Reproduce the listing below in full and without alteration, apart from its pictures.

(Collected data)
▼

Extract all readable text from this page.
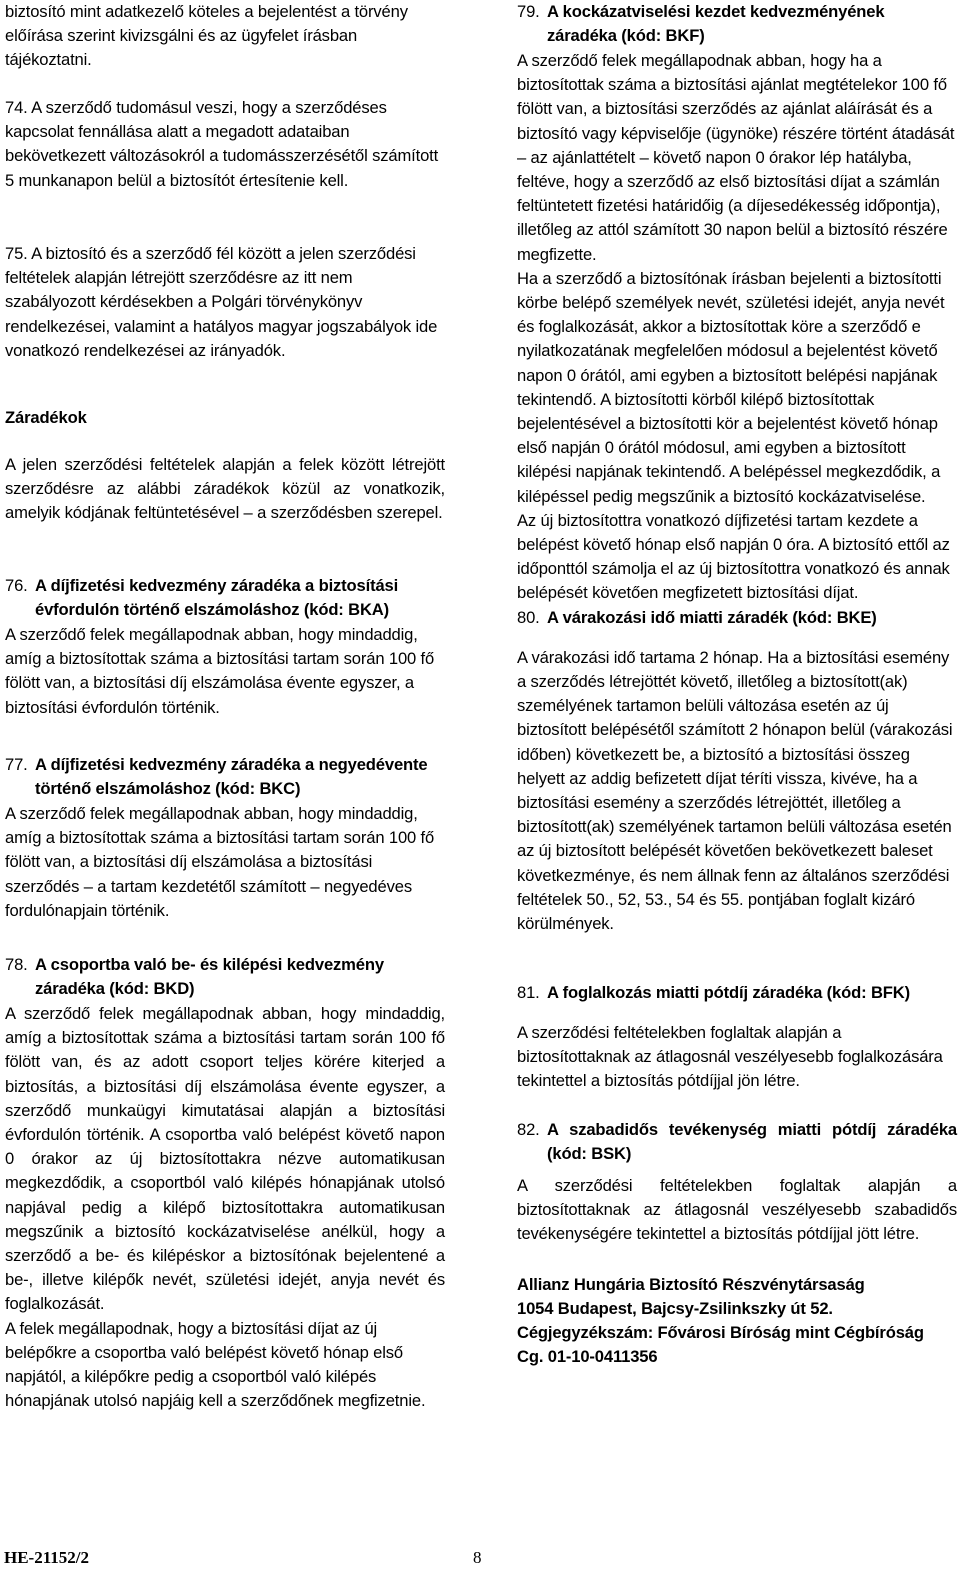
biztosító mint adatkezelő köteles a bejelentést a törvény előírása szerint kivizsgálni és az ügyfelet írásban tájékoztatni.

74. A szerződő tudomásul veszi, hogy a szerződéses kapcsolat fennállása alatt a megadott adataiban bekövetkezett változásokról a tudomásszerzésétől számított 5 munkanapon belül a biztosítót értesítenie kell.

75. A biztosító és a szerződő fél között a jelen szerződési feltételek alapján létrejött szerződésre az itt nem szabályozott kérdésekben a Polgári törvénykönyv rendelkezései, valamint a hatályos magyar jogszabályok ide vonatkozó rendelkezései az irányadók.

Záradékok

A jelen szerződési feltételek alapján a felek között létrejött szerződésre az alábbi záradékok közül az vonatkozik, amelyik kódjának feltüntetésével – a szerződésben szerepel.

76. A díjfizetési kedvezmény záradéka a biztosítási évfordulón történő elszámoláshoz (kód: BKA)

A szerződő felek megállapodnak abban, hogy mindaddig, amíg a biztosítottak száma a biztosítási tartam során 100 fő fölött van, a biztosítási díj elszámolása évente egyszer, a biztosítási évfordulón történik.

77. A díjfizetési kedvezmény záradéka a negyedévente történő elszámoláshoz (kód: BKC)

A szerződő felek megállapodnak abban, hogy mindaddig, amíg a biztosítottak száma a biztosítási tartam során 100 fő fölött van, a biztosítási díj elszámolása a biztosítási szerződés – a tartam kezdetétől számított – negyedéves fordulónapjain történik.

78. A csoportba való be- és kilépési kedvezmény záradéka (kód: BKD)

A szerződő felek megállapodnak abban, hogy mindaddig, amíg a biztosítottak száma a biztosítási tartam során 100 fő fölött van, és az adott csoport teljes körére kiterjed a biztosítás, a biztosítási díj elszámolása évente egyszer, a szerződő munkaügyi kimutatásai alapján a biztosítási évfordulón történik. A csoportba való belépést követő napon 0 órakor az új biztosítottakra nézve automatikusan megkezdődik, a csoportból való kilépés hónapjának utolsó napjával pedig a kilépő biztosítottakra automatikusan megszűnik a biztosító kockázatviselése anélkül, hogy a szerződő a be- és kilépéskor a biztosítónak bejelentené a be-, illetve kilépők nevét, születési idejét, anyja nevét és foglalkozását.

A felek megállapodnak, hogy a biztosítási díjat az új belépőkre a csoportba való belépést követő hónap első napjától, a kilépőkre pedig a csoportból való kilépés hónapjának utolsó napjáig kell a szerződőnek megfizetnie.

79. A kockázatviselési kezdet kedvezményének záradéka (kód: BKF)

A szerződő felek megállapodnak abban, hogy ha a biztosítottak száma a biztosítási ajánlat megtételekor 100 fő fölött van, a biztosítási szerződés az ajánlat aláírását és a biztosító vagy képviselője (ügynöke) részére történt átadását – az ajánlattételt – követő napon 0 órakor lép hatályba, feltéve, hogy a szerződő az első biztosítási díjat a számlán feltüntetett fizetési határidőig (a díjesedékesség időpontja), illetőleg az attól számított 30 napon belül a biztosító részére megfizette.

Ha a szerződő a biztosítónak írásban bejelenti a biztosítotti körbe belépő személyek nevét, születési idejét, anyja nevét és foglalkozását, akkor a biztosítottak köre a szerződő e nyilatkozatának megfelelően módosul a bejelentést követő napon 0 órától, ami egyben a biztosított belépési napjának tekintendő. A biztosítotti körből kilépő biztosítottak bejelentésével a biztosítotti kör a bejelentést követő hónap első napján 0 órától módosul, ami egyben a biztosított kilépési napjának tekintendő. A belépéssel megkezdődik, a kilépéssel pedig megszűnik a biztosító kockázatviselése.

Az új biztosítottra vonatkozó díjfizetési tartam kezdete a belépést követő hónap első napján 0 óra. A biztosító ettől az időponttól számolja el az új biztosítottra vonatkozó és annak belépését követően megfizetett biztosítási díjat.

80. A várakozási idő miatti záradék (kód: BKE)

A várakozási idő tartama 2 hónap. Ha a biztosítási esemény a szerződés létrejöttét követő, illetőleg a biztosított(ak) személyének tartamon belüli változása esetén az új biztosított belépésétől számított 2 hónapon belül (várakozási időben) következett be, a biztosító a biztosítási összeg helyett az addig befizetett díjat téríti vissza, kivéve, ha a biztosítási esemény a szerződés létrejöttét, illetőleg a biztosított(ak) személyének tartamon belüli változása esetén az új biztosított belépését követően bekövetkezett baleset következménye, és nem állnak fenn az általános szerződési feltételek 50., 52, 53., 54 és 55. pontjában foglalt kizáró körülmények.

81. A foglalkozás miatti pótdíj záradéka (kód: BFK)

A szerződési feltételekben foglaltak alapján a biztosítottaknak az átlagosnál veszélyesebb foglalkozására tekintettel a biztosítás pótdíjjal jön létre.

82. A szabadidős tevékenység miatti pótdíj záradéka (kód: BSK)

A szerződési feltételekben foglaltak alapján a biztosítottaknak az átlagosnál veszélyesebb szabadidős tevékenységére tekintettel a biztosítás pótdíjjal jött létre.

Allianz Hungária Biztosító Részvénytársaság
1054 Budapest, Bajcsy-Zsilinkszky út 52.
Cégjegyzékszám: Fővárosi Bíróság mint Cégbíróság
Cg. 01-10-0411356
HE-21152/2	8
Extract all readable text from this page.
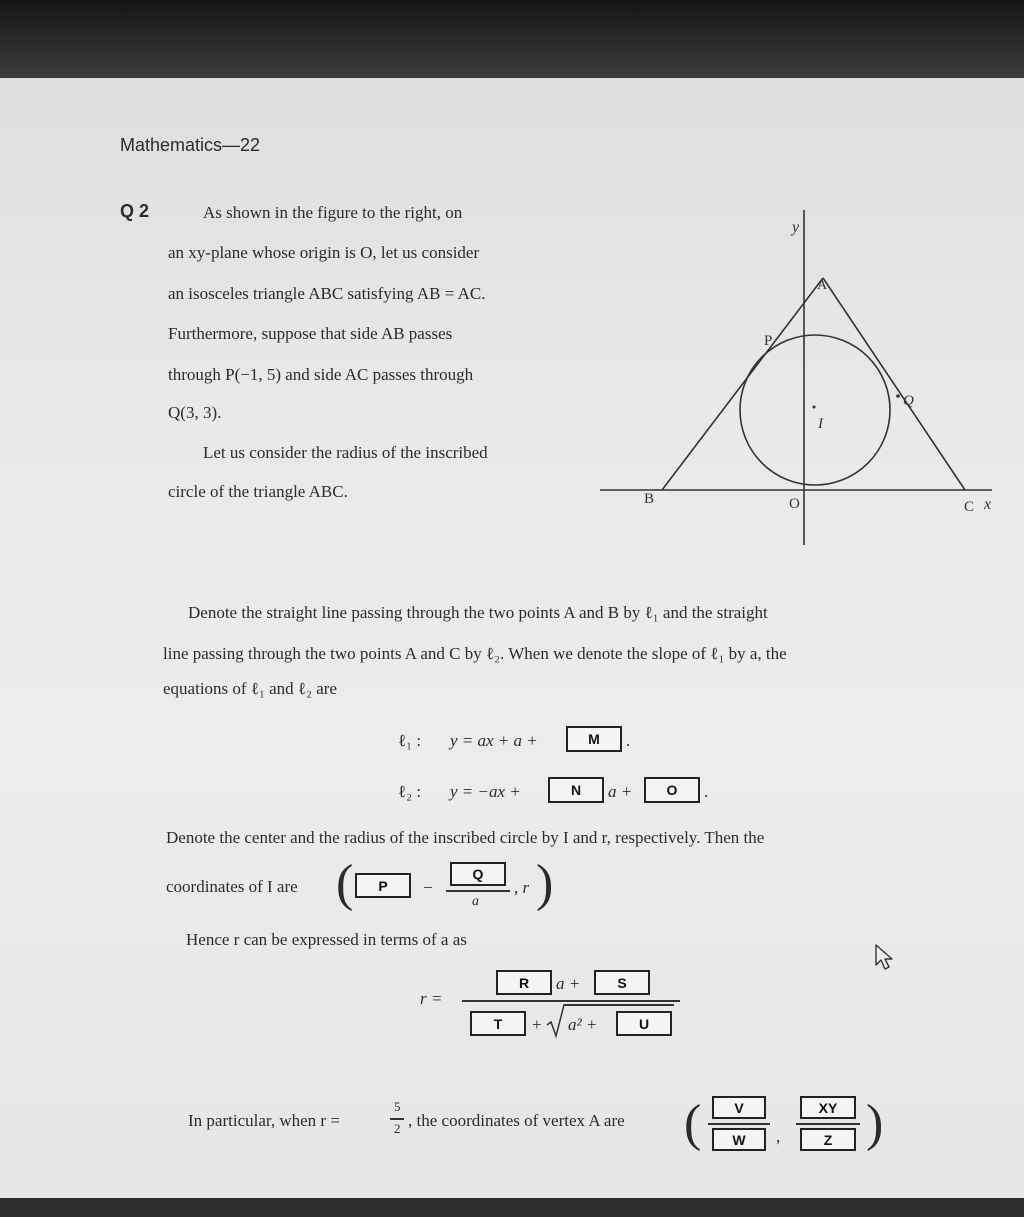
Mathematics—22
Q 2	As shown in the figure to the right, on
an xy-plane whose origin is O, let us consider
an isosceles triangle ABC satisfying AB = AC.
Furthermore, suppose that side AB passes
through P(−1, 5) and side AC passes through
Q(3, 3).
Let us consider the radius of the inscribed
circle of the triangle ABC.
y
x
A
P
Q
I
B	O	C
Denote the straight line passing through the two points A and B by ℓ₁ and the straight
line passing through the two points A and C by ℓ₂. When we denote the slope of ℓ₁ by a, the
equations of ℓ₁ and ℓ₂ are
ℓ₁ : y = ax + a +	M	.
ℓ₂ : y = −ax +	N	a +	O	.
Denote the center and the radius of the inscribed circle by I and r, respectively. Then the
coordinates of I are (	P	−
Q
a
, r )
Hence r can be expressed in terms of a as
r =
R	a +	S
T	+ a² +	U
In particular, when r =
5
2 , the coordinates of vertex A are (	V
W	,
XY
Z )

▲

● **Reply to the task**:
Extract all readable text from this page.
biztosító mint adatkezelő köteles a bejelentést a törvény előírása szerint kivizsgálni és az ügyfelet írásban tájékoztatni.

74. A szerződő tudomásul veszi, hogy a szerződéses kapcsolat fennállása alatt a megadott adataiban bekövetkezett változásokról a tudomásszerzésétől számított 5 munkanapon belül a biztosítót értesítenie kell.

75. A biztosító és a szerződő fél között a jelen szerződési feltételek alapján létrejött szerződésre az itt nem szabályozott kérdésekben a Polgári törvénykönyv rendelkezései, valamint a hatályos magyar jogszabályok ide vonatkozó rendelkezései az irányadók.

Záradékok

A jelen szerződési feltételek alapján a felek között létrejött szerződésre az alábbi záradékok közül az vonatkozik, amelyik kódjának feltüntetésével – a szerződésben szerepel.

76. A díjfizetési kedvezmény záradéka a biztosítási évfordulón történő elszámoláshoz (kód: BKA)

A szerződő felek megállapodnak abban, hogy mindaddig, amíg a biztosítottak száma a biztosítási tartam során 100 fő fölött van, a biztosítási díj elszámolása évente egyszer, a biztosítási évfordulón történik.

77. A díjfizetési kedvezmény záradéka a negyedévente történő elszámoláshoz (kód: BKC)

A szerződő felek megállapodnak abban, hogy mindaddig, amíg a biztosítottak száma a biztosítási tartam során 100 fő fölött van, a biztosítási díj elszámolása a biztosítási szerződés – a tartam kezdetétől számított – negyedéves fordulónapjain történik.

78. A csoportba való be- és kilépési kedvezmény záradéka (kód: BKD)

A szerződő felek megállapodnak abban, hogy mindaddig, amíg a biztosítottak száma a biztosítási tartam során 100 fő fölött van, és az adott csoport teljes körére kiterjed a biztosítás, a biztosítási díj elszámolása évente egyszer, a szerződő munkaügyi kimutatásai alapján a biztosítási évfordulón történik. A csoportba való belépést követő napon 0 órakor az új biztosítottakra nézve automatikusan megkezdődik, a csoportból való kilépés hónapjának utolsó napjával pedig a kilépő biztosítottakra automatikusan megszűnik a biztosító kockázatviselése anélkül, hogy a szerződő a be- és kilépéskor a biztosítónak bejelentené a be-, illetve kilépők nevét, születési idejét, anyja nevét és foglalkozását.

A felek megállapodnak, hogy a biztosítási díjat az új belépőkre a csoportba való belépést követő hónap első napjától, a kilépőkre pedig a csoportból való kilépés hónapjának utolsó napjáig kell a szerződőnek megfizetnie.

79. A kockázatviselési kezdet kedvezményének záradéka (kód: BKF)

A szerződő felek megállapodnak abban, hogy ha a biztosítottak száma a biztosítási ajánlat megtételekor 100 fő fölött van, a biztosítási szerződés az ajánlat aláírását és a biztosító vagy képviselője (ügynöke) részére történt átadását – az ajánlattételt – követő napon 0 órakor lép hatályba, feltéve, hogy a szerződő az első biztosítási díjat a számlán feltüntetett fizetési határidőig (a díjesedékesség időpontja), illetőleg az attól számított 30 napon belül a biztosító részére megfizette.

Ha a szerződő a biztosítónak írásban bejelenti a biztosítotti körbe belépő személyek nevét, születési idejét, anyja nevét és foglalkozását, akkor a biztosítottak köre a szerződő e nyilatkozatának megfelelően módosul a bejelentést követő napon 0 órától, ami egyben a biztosított belépési napjának tekintendő. A biztosítotti körből kilépő biztosítottak bejelentésével a biztosítotti kör a bejelentést követő hónap első napján 0 órától módosul, ami egyben a biztosított kilépési napjának tekintendő. A belépéssel megkezdődik, a kilépéssel pedig megszűnik a biztosító kockázatviselése.

Az új biztosítottra vonatkozó díjfizetési tartam kezdete a belépést követő hónap első napján 0 óra. A biztosító ettől az időponttól számolja el az új biztosítottra vonatkozó és annak belépését követően megfizetett biztosítási díjat.

80. A várakozási idő miatti záradék (kód: BKE)

A várakozási idő tartama 2 hónap. Ha a biztosítási esemény a szerződés létrejöttét követő, illetőleg a biztosított(ak) személyének tartamon belüli változása esetén az új biztosított belépésétől számított 2 hónapon belül (várakozási időben) következett be, a biztosító a biztosítási összeg helyett az addig befizetett díjat téríti vissza, kivéve, ha a biztosítási esemény a szerződés létrejöttét, illetőleg a biztosított(ak) személyének tartamon belüli változása esetén az új biztosított belépését követően bekövetkezett baleset következménye, és nem állnak fenn az általános szerződési feltételek 50., 52, 53., 54 és 55. pontjában foglalt kizáró körülmények.

81. A foglalkozás miatti pótdíj záradéka (kód: BFK)

A szerződési feltételekben foglaltak alapján a biztosítottaknak az átlagosnál veszélyesebb foglalkozására tekintettel a biztosítás pótdíjjal jön létre.

82. A szabadidős tevékenység miatti pótdíj záradéka (kód: BSK)

A szerződési feltételekben foglaltak alapján a biztosítottaknak az átlagosnál veszélyesebb szabadidős tevékenységére tekintettel a biztosítás pótdíjjal jött létre.

Allianz Hungária Biztosító Részvénytársaság
1054 Budapest, Bajcsy-Zsilinkszky út 52.
Cégjegyzékszám: Fővárosi Bíróság mint Cégbíróság
Cg. 01-10-0411356
HE-21152/2	8
Extract all readable text from this page.
Mathematics—22
Q 2	As shown in the figure to the right, on
an xy-plane whose origin is O, let us consider
an isosceles triangle ABC satisfying AB = AC.
Furthermore, suppose that side AB passes
through P(−1, 5) and side AC passes through
Q(3, 3).
Let us consider the radius of the inscribed
circle of the triangle ABC.
y
x
A
P
Q
I
B	O	C
Denote the straight line passing through the two points A and B by ℓ₁ and the straight
line passing through the two points A and C by ℓ₂. When we denote the slope of ℓ₁ by a, the
equations of ℓ₁ and ℓ₂ are
ℓ₁ : y = ax + a +	M	.
ℓ₂ : y = −ax +	N	a +	O	.
Denote the center and the radius of the inscribed circle by I and r, respectively. Then the
coordinates of I are (	P	−
Q
a
, r )
Hence r can be expressed in terms of a as
r =
R	a +	S
T	+ a² +	U
In particular, when r =
5
2 , the coordinates of vertex A are (	V
W	,
XY
Z )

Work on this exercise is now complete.